(Extracted records)
····················
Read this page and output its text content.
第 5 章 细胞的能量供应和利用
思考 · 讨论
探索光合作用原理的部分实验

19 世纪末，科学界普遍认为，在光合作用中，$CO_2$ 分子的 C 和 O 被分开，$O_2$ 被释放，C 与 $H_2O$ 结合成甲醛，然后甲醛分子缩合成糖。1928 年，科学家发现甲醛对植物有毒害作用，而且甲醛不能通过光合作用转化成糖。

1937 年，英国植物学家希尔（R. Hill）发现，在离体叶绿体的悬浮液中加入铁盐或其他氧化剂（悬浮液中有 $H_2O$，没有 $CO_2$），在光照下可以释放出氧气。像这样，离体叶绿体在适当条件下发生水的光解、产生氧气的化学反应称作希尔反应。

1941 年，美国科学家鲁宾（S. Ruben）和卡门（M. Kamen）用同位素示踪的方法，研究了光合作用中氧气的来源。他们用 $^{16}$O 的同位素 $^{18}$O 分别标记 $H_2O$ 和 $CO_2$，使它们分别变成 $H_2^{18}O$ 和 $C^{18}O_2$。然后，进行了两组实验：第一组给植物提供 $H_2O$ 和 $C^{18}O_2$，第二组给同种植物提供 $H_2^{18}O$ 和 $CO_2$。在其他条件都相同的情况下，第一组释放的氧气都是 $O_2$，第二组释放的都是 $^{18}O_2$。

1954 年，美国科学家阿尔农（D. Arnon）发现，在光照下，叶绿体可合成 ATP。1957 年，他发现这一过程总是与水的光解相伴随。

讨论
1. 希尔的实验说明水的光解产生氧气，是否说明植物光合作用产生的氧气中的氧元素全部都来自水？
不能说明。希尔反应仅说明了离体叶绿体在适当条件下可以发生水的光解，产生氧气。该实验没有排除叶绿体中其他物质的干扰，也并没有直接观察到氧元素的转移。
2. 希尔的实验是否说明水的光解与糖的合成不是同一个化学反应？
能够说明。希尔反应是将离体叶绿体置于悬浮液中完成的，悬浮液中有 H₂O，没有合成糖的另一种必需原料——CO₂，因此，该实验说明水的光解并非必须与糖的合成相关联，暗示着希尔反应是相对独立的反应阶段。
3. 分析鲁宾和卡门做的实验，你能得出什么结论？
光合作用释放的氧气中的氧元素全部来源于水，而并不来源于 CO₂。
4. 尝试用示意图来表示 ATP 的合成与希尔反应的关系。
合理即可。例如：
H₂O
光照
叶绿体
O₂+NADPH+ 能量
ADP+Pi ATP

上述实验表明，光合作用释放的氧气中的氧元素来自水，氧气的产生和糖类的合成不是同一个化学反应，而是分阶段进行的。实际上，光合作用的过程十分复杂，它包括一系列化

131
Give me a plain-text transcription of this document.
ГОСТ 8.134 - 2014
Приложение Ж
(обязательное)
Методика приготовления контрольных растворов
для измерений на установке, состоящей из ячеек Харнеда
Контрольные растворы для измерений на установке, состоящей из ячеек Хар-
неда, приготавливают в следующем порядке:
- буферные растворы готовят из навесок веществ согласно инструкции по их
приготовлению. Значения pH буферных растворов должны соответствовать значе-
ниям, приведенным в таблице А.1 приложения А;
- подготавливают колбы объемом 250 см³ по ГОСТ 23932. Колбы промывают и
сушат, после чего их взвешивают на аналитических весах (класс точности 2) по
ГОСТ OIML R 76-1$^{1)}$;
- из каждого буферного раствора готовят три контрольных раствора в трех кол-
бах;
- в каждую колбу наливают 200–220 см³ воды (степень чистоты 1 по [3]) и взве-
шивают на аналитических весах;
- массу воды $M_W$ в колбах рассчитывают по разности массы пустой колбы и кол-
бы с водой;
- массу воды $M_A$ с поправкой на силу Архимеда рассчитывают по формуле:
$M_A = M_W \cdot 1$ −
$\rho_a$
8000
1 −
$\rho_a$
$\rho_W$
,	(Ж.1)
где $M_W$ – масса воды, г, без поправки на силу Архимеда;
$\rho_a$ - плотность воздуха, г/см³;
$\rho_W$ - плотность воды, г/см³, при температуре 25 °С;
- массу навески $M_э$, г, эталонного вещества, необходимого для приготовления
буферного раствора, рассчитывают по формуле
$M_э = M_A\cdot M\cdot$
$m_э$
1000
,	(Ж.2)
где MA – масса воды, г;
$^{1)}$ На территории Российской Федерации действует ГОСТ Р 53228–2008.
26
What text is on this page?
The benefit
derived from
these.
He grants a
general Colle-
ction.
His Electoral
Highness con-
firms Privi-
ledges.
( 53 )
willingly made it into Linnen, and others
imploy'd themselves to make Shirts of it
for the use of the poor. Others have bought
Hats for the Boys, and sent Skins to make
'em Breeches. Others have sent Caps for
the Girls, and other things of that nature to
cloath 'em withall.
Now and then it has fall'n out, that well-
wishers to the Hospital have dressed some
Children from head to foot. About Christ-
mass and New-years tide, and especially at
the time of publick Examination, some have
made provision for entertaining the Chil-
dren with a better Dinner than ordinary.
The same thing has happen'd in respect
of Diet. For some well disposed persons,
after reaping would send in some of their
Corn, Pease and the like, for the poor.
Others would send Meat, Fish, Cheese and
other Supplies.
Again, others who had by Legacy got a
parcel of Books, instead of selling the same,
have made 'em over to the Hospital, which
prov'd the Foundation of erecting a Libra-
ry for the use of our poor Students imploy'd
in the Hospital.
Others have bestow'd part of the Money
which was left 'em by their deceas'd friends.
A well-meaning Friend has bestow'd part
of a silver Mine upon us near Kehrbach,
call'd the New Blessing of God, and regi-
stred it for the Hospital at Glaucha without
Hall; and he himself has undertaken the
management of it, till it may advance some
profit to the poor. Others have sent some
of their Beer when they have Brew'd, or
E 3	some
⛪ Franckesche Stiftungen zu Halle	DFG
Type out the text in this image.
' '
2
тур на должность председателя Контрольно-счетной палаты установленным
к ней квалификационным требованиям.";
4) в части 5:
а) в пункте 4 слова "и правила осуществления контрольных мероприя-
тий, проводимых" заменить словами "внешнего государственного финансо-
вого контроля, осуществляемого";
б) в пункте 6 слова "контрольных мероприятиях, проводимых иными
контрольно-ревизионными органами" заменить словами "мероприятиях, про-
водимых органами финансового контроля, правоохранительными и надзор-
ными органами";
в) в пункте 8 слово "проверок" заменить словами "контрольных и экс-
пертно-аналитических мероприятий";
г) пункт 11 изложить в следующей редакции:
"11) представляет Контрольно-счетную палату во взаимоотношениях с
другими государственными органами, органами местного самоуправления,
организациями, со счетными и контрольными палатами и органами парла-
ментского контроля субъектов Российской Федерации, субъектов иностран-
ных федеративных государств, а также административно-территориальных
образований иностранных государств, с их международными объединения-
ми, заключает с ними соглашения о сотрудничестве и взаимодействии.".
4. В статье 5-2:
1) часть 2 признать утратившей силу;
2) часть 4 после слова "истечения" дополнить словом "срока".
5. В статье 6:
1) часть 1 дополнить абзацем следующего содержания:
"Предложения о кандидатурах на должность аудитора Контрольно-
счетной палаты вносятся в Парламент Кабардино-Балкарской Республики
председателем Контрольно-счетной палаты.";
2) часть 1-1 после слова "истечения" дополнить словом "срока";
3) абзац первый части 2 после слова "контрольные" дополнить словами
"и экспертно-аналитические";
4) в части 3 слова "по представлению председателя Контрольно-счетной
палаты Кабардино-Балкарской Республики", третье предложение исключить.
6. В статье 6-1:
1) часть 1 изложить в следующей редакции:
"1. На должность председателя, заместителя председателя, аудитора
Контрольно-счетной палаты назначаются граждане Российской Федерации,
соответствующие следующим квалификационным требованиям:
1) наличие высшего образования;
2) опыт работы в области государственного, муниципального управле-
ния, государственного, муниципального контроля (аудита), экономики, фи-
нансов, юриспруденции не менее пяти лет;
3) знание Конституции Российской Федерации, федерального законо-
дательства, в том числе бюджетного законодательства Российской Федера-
····················
TASK DESCRIPTION → List every line in the records above that contains the word "истечения".

WORKED SOLUTION →
2) часть 4 после слова "истечения" дополнить словом "срока".
2) часть 1-1 после слова "истечения" дополнить словом "срока";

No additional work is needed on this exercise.